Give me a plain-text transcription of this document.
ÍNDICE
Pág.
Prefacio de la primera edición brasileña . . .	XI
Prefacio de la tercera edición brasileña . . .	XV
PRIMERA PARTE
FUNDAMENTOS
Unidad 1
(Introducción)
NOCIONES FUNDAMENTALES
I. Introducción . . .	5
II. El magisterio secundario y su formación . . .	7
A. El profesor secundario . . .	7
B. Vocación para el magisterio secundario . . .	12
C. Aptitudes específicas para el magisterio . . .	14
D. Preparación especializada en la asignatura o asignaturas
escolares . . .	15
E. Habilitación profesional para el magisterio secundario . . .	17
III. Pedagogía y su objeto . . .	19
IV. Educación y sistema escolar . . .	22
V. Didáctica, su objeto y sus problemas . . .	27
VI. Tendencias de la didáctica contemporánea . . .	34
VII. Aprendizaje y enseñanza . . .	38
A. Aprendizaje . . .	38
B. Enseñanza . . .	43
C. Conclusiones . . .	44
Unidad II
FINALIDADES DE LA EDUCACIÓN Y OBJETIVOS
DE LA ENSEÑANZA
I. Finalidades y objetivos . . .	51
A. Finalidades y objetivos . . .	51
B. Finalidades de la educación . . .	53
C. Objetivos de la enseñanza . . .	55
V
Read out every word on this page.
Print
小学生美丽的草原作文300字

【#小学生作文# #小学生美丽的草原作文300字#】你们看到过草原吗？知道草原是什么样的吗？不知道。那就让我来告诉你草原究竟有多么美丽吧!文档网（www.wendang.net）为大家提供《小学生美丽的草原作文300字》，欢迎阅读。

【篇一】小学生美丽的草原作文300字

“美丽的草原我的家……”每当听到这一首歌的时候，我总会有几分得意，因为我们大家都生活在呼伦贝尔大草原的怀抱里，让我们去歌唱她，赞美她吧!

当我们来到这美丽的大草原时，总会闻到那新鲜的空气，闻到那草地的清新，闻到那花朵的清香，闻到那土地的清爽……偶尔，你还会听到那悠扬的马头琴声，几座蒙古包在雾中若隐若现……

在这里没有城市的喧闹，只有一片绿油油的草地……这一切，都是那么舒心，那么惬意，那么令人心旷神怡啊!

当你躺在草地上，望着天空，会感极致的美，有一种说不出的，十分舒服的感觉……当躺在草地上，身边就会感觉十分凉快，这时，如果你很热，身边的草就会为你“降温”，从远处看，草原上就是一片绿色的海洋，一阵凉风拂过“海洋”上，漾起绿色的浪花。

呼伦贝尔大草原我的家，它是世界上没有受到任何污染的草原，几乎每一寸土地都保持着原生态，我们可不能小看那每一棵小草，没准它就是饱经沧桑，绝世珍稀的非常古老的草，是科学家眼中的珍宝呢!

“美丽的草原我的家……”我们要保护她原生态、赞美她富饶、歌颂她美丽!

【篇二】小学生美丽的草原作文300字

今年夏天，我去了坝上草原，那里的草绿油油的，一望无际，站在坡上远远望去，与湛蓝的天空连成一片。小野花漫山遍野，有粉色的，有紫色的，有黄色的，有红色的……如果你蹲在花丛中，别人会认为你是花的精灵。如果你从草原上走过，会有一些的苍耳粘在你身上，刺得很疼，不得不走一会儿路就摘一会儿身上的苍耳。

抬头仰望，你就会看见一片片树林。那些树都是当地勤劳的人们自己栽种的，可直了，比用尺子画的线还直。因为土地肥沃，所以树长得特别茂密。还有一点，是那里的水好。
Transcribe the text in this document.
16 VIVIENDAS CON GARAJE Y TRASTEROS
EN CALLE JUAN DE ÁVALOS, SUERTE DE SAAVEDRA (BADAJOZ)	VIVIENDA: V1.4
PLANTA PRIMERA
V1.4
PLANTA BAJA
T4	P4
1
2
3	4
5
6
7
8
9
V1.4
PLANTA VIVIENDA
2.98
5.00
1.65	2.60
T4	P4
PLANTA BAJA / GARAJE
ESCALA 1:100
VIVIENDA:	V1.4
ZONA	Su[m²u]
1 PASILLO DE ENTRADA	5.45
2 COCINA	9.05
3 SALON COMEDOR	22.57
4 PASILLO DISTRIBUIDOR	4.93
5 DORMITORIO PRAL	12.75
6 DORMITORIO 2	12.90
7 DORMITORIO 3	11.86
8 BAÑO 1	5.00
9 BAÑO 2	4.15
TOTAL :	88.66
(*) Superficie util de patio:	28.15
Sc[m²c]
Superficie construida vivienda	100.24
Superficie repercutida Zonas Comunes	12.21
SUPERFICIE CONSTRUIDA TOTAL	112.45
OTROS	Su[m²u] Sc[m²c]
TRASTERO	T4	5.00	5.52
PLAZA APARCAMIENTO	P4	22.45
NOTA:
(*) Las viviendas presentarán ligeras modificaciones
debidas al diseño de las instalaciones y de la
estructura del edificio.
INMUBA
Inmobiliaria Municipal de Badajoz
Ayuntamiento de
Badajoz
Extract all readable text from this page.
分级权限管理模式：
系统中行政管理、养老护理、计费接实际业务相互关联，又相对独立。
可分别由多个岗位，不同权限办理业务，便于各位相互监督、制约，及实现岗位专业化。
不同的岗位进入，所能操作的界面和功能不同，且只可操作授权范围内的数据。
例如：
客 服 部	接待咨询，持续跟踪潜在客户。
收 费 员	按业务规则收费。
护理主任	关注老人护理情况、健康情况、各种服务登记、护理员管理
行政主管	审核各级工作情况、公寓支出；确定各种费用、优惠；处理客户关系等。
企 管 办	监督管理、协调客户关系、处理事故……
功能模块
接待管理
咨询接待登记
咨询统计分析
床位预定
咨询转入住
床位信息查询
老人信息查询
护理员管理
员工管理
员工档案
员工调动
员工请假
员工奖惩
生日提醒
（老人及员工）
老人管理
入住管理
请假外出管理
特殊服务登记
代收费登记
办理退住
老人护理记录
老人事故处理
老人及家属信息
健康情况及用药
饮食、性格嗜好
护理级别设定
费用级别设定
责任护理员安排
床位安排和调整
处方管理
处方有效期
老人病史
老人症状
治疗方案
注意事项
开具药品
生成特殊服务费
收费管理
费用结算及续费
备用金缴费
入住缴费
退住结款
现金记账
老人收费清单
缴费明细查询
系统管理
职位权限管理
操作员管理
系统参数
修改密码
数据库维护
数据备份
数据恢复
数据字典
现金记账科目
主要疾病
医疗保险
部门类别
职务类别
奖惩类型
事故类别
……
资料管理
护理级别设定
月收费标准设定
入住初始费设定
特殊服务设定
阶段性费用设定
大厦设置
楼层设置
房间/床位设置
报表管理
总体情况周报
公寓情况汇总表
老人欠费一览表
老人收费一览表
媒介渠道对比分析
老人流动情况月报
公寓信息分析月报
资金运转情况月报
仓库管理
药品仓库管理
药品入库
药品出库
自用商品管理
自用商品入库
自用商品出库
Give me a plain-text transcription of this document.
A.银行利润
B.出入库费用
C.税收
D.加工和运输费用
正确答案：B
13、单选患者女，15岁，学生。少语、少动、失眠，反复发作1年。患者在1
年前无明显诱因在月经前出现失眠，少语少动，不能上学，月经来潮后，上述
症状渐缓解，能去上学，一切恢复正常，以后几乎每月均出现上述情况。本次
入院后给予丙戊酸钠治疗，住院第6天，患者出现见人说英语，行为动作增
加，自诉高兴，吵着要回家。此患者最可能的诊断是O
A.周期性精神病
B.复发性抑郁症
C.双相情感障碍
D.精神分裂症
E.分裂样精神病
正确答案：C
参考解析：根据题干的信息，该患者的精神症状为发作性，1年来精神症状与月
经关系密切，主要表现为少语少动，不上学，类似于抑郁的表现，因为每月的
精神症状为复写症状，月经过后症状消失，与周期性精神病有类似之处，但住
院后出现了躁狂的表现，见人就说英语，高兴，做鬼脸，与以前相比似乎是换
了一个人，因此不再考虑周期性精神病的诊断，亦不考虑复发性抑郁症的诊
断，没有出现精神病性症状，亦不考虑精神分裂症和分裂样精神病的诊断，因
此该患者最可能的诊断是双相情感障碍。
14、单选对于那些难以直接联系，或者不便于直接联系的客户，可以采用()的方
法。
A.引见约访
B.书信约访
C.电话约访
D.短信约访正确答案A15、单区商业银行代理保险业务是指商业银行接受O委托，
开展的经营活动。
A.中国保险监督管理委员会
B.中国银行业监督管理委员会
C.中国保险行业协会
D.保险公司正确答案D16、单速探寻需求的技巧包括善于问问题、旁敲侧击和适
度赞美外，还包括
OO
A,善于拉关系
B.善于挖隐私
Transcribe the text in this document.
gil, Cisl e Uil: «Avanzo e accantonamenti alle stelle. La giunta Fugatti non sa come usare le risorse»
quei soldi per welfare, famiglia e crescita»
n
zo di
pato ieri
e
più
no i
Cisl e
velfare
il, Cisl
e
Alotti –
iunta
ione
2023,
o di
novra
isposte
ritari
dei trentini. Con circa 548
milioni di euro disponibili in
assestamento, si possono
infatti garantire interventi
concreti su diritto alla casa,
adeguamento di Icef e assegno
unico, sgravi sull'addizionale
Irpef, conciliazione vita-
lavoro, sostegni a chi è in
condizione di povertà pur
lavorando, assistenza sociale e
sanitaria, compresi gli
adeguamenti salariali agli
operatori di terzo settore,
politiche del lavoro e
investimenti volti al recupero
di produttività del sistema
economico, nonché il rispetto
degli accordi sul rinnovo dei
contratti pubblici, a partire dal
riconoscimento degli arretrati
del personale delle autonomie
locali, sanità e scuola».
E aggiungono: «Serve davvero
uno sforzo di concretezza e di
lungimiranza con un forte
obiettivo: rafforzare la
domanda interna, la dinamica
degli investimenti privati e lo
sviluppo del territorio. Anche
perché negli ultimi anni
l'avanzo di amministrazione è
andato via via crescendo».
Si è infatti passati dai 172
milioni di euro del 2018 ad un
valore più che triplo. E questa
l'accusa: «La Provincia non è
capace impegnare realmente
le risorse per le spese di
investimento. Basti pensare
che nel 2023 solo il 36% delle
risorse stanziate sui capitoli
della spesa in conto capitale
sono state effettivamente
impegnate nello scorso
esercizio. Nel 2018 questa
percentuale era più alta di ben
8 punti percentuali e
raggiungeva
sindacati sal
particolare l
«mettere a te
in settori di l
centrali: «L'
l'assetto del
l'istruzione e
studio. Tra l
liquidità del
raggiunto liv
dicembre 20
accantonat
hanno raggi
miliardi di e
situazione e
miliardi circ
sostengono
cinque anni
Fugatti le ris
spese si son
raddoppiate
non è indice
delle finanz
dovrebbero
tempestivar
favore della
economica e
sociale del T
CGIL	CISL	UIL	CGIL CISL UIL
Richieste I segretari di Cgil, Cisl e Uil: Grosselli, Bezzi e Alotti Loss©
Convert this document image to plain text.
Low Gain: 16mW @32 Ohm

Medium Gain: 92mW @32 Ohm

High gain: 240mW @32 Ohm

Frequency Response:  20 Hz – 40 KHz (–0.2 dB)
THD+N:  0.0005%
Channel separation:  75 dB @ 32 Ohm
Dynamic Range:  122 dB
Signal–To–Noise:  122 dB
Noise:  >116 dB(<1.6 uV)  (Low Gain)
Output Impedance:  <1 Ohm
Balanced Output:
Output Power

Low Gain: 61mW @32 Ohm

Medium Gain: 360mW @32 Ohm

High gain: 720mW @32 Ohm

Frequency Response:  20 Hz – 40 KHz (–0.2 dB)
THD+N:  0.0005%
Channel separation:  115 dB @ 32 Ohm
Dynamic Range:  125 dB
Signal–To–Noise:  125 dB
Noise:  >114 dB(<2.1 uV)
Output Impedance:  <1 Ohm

___

• **GIVEN TASK**
Take the line that contains "Convert this document image to plain text." and every line after it through the end of the listing above, and repeat them exactly.

• **THE REPLY**
Convert this document image to plain text.
Low Gain: 16mW @32 Ohm

Medium Gain: 92mW @32 Ohm

High gain: 240mW @32 Ohm

Frequency Response:  20 Hz – 40 KHz (–0.2 dB)
THD+N:  0.0005%
Channel separation:  75 dB @ 32 Ohm
Dynamic Range:  122 dB
Signal–To–Noise:  122 dB
Noise:  >116 dB(<1.6 uV)  (Low Gain)
Output Impedance:  <1 Ohm
Balanced Output:
Output Power

Low Gain: 61mW @32 Ohm

Medium Gain: 360mW @32 Ohm

High gain: 720mW @32 Ohm

Frequency Response:  20 Hz – 40 KHz (–0.2 dB)
THD+N:  0.0005%
Channel separation:  115 dB @ 32 Ohm
Dynamic Range:  125 dB
Signal–To–Noise:  125 dB
Noise:  >114 dB(<2.1 uV)
Output Impedance:  <1 Ohm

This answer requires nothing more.